Set task:
Take every line that has the string "Humidex" and copy it out.
---- The data
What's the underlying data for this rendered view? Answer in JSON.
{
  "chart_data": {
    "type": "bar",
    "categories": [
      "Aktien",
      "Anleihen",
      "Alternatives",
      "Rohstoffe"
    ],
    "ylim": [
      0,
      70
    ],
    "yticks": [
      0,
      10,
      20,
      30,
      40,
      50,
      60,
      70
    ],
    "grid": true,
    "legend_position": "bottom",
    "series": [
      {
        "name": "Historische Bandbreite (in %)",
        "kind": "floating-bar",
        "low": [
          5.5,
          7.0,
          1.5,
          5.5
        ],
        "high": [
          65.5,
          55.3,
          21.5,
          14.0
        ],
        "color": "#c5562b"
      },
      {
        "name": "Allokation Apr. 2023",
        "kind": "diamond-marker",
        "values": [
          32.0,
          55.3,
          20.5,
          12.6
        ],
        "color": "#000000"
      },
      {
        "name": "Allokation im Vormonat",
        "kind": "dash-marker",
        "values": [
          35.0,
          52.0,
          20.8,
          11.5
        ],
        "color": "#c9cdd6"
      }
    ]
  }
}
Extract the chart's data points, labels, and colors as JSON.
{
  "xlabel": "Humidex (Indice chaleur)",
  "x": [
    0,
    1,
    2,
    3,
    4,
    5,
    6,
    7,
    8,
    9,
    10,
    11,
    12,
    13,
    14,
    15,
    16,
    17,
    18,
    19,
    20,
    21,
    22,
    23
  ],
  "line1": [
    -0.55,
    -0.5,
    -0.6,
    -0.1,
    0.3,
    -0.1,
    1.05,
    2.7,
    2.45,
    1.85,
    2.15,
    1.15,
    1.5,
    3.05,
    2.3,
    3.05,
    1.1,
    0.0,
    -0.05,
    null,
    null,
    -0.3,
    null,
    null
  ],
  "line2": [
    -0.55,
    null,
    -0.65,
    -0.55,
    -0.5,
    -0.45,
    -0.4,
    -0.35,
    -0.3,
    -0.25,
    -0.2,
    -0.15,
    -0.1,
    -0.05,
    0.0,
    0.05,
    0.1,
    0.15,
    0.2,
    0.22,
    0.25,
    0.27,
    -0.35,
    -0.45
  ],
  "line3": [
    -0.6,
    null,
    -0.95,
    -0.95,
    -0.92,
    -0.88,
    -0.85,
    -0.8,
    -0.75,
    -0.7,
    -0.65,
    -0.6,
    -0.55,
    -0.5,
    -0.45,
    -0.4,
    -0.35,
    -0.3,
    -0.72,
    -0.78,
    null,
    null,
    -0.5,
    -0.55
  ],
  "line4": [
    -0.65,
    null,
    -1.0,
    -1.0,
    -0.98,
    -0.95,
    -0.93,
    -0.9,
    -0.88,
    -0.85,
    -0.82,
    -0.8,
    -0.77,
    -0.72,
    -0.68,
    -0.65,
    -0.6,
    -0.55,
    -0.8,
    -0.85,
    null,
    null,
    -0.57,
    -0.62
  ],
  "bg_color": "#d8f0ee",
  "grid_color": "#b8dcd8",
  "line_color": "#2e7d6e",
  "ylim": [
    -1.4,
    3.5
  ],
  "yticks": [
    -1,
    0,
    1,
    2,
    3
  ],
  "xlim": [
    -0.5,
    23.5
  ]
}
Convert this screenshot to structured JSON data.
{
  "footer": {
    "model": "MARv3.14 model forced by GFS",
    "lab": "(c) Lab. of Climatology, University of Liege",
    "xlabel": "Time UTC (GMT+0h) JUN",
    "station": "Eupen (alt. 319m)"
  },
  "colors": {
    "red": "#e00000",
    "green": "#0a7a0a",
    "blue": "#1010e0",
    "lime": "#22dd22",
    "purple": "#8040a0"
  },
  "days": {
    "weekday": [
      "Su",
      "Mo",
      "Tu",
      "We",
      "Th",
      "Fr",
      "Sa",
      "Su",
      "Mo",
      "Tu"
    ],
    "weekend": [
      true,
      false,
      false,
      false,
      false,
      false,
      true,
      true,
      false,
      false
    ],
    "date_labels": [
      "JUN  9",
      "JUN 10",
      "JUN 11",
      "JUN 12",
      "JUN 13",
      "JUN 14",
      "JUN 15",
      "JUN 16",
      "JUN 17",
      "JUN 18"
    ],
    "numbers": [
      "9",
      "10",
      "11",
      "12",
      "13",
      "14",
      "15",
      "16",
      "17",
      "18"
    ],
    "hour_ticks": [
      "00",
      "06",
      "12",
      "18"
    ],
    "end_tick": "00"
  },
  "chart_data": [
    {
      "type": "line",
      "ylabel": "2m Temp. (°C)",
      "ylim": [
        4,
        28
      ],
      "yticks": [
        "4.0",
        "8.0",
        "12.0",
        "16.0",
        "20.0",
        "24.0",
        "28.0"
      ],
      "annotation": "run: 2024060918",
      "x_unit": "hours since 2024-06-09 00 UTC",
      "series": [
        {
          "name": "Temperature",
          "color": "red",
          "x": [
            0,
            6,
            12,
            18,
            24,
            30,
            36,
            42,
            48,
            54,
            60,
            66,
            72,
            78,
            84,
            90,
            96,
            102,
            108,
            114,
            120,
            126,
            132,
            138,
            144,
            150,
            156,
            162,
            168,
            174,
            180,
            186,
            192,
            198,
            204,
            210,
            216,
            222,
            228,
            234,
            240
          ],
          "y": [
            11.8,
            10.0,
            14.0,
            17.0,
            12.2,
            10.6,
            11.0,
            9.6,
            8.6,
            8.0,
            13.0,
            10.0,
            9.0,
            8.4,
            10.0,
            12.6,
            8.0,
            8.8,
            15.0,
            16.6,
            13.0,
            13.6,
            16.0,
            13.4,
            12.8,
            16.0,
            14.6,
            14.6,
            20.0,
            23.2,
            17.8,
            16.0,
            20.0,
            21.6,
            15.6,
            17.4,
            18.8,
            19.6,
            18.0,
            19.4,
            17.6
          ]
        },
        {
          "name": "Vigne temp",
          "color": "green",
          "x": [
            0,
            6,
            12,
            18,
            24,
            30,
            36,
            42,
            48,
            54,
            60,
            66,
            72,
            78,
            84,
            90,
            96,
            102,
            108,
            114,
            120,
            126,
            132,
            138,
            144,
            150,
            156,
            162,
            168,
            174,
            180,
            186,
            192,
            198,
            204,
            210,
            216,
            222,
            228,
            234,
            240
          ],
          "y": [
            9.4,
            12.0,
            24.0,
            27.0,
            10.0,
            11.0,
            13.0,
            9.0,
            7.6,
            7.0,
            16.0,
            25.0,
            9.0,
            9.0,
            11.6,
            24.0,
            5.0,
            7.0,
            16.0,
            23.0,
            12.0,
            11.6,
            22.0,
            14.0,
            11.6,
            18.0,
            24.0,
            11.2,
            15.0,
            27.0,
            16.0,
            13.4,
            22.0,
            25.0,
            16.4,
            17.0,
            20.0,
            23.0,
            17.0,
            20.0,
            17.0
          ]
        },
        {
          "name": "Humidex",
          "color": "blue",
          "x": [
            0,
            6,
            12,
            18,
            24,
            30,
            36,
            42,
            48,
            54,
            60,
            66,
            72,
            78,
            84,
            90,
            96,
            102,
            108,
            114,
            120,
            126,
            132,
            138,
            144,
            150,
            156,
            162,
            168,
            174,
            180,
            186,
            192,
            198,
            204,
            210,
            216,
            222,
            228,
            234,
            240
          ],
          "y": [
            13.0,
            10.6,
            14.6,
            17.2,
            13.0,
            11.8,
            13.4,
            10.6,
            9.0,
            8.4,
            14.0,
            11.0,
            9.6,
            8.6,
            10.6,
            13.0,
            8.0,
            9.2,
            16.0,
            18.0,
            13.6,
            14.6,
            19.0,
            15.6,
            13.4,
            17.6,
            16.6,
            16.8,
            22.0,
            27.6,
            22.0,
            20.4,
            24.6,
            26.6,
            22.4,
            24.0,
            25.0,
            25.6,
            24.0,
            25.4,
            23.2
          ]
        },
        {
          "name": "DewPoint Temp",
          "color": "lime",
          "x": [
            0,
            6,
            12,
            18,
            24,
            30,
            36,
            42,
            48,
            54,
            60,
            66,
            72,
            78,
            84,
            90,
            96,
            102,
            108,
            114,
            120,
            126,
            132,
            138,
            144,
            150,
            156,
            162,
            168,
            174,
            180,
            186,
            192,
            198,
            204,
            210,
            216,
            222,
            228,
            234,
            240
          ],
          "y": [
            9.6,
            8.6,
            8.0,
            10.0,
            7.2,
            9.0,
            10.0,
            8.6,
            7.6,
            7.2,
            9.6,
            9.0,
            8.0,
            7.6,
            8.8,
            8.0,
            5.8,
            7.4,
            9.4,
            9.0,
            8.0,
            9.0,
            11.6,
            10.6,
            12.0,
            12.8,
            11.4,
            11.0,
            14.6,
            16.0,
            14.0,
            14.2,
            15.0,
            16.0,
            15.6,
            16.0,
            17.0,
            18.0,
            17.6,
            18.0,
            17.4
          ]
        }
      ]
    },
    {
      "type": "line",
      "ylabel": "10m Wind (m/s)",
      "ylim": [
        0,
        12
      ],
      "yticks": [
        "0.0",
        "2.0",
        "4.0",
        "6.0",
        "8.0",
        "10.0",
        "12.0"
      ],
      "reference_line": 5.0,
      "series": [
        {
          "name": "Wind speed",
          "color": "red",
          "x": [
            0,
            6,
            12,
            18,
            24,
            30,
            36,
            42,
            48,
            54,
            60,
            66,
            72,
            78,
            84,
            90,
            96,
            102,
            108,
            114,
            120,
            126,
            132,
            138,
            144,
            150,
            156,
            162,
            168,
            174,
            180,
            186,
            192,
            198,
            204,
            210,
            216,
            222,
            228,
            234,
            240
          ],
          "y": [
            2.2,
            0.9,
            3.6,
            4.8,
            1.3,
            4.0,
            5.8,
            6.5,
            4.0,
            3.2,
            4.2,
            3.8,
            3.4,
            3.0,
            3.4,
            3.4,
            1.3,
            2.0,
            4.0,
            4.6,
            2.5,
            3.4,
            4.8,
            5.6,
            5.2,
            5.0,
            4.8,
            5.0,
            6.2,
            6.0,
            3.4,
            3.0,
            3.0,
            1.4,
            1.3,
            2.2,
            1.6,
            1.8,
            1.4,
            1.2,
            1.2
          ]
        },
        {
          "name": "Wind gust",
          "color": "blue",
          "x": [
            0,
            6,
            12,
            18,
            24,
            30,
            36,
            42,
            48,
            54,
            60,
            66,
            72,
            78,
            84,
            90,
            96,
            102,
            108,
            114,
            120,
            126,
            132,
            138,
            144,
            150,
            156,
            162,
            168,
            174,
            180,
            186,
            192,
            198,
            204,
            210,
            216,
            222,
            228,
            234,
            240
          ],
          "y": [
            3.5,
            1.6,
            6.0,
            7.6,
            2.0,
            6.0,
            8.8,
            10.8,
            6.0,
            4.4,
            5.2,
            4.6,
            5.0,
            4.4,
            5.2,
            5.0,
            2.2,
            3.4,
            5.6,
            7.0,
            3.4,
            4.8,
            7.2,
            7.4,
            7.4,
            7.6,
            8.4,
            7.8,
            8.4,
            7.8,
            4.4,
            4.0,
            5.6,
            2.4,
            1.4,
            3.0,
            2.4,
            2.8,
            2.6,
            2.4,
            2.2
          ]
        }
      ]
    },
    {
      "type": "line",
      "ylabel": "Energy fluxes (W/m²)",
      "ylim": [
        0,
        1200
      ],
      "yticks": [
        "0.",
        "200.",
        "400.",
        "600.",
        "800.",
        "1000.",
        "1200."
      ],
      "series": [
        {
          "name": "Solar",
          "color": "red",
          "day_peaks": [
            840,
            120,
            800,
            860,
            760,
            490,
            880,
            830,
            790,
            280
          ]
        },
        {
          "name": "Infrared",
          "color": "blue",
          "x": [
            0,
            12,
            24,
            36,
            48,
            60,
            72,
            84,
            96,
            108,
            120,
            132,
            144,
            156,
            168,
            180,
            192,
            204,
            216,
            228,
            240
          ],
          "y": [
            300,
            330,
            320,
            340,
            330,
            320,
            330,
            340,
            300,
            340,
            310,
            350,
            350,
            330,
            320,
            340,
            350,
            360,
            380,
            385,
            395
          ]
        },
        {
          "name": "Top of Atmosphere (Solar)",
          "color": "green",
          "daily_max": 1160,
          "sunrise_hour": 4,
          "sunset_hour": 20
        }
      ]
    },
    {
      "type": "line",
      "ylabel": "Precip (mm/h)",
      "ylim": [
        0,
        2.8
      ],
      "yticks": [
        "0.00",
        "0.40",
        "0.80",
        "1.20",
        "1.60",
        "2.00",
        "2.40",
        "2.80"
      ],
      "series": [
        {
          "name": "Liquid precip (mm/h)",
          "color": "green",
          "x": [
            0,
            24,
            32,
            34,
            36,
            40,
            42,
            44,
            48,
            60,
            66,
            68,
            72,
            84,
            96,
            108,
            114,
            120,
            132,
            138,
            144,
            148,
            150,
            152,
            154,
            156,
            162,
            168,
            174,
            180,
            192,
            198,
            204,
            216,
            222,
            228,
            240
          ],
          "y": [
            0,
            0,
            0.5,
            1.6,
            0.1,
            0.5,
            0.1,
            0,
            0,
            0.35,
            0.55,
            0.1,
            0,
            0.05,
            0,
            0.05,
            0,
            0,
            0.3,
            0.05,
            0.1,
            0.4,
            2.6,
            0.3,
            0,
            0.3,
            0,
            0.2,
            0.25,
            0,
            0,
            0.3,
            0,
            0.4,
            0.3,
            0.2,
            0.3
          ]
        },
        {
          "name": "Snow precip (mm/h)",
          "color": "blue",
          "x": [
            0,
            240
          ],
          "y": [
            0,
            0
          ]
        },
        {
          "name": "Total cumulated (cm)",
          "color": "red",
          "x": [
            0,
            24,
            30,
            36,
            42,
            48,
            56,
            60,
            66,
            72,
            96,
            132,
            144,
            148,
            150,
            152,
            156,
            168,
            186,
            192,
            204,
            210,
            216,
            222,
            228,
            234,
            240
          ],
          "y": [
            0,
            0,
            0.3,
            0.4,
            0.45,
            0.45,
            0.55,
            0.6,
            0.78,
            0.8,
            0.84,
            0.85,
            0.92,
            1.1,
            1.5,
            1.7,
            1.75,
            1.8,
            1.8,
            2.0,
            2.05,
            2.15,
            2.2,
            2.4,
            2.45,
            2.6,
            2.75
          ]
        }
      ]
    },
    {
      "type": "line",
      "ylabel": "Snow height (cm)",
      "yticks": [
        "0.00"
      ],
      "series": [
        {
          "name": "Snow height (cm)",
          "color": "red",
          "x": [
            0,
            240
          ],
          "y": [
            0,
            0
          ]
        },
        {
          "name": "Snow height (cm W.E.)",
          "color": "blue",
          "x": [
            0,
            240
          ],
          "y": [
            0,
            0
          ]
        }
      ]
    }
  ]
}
--------
Expected answer:
  "xlabel": "Humidex (Indice chaleur)",
          "name": "Humidex",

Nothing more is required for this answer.